- Stated task
Only a number is wanted: how many lines of the entries include the string "this"?
---
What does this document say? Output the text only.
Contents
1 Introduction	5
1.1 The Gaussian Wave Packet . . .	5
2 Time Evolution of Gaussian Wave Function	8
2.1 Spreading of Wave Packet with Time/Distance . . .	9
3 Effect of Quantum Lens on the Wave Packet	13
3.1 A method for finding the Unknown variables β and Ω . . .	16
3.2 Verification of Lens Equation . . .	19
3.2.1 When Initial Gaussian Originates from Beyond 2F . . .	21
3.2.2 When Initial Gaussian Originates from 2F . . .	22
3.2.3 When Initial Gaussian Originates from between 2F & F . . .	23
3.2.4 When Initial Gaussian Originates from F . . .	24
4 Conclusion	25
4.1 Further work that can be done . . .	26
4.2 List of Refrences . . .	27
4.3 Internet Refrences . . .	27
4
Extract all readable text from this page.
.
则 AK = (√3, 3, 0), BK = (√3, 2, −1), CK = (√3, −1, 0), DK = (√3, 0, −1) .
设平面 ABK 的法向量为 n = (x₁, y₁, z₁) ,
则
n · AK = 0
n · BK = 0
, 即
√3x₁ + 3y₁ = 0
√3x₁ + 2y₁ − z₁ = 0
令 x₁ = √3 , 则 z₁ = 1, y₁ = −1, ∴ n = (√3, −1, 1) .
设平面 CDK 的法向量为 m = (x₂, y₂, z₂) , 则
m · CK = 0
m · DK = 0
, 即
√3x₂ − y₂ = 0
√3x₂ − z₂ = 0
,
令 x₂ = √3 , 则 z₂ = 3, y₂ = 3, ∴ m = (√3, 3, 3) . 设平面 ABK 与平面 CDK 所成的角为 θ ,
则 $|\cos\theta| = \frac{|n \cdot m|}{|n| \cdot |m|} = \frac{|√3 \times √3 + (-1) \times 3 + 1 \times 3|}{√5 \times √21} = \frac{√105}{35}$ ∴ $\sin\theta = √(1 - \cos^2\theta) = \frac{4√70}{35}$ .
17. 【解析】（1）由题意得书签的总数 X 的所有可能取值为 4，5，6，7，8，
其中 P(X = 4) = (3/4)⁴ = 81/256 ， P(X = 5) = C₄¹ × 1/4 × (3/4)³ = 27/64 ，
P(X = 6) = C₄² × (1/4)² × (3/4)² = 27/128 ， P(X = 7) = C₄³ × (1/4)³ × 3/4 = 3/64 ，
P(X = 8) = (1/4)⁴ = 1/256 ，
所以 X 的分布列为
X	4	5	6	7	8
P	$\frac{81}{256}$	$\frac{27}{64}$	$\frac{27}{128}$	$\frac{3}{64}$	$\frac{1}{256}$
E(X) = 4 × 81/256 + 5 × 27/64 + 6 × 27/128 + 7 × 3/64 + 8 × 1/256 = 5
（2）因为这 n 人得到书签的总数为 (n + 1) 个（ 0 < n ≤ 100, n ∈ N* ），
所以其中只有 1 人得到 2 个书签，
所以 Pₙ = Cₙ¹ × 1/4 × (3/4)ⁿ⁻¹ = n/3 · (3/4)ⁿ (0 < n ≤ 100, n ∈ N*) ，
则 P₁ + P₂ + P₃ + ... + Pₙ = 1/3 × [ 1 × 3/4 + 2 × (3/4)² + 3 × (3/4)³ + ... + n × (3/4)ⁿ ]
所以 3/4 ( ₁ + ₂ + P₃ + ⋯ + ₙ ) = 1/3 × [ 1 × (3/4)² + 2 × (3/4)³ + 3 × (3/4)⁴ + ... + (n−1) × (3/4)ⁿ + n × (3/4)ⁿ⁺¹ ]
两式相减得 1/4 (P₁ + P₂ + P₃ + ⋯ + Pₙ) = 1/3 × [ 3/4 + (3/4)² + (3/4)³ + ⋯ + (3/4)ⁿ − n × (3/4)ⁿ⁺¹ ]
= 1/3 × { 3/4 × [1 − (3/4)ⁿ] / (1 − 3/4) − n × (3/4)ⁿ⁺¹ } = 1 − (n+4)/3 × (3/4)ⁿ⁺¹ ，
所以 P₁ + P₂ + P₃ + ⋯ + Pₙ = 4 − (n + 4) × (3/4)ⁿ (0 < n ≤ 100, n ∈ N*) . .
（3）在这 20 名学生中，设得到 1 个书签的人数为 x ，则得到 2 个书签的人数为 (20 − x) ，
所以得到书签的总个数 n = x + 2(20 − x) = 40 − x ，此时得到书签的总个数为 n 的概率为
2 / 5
---
- Task solution
2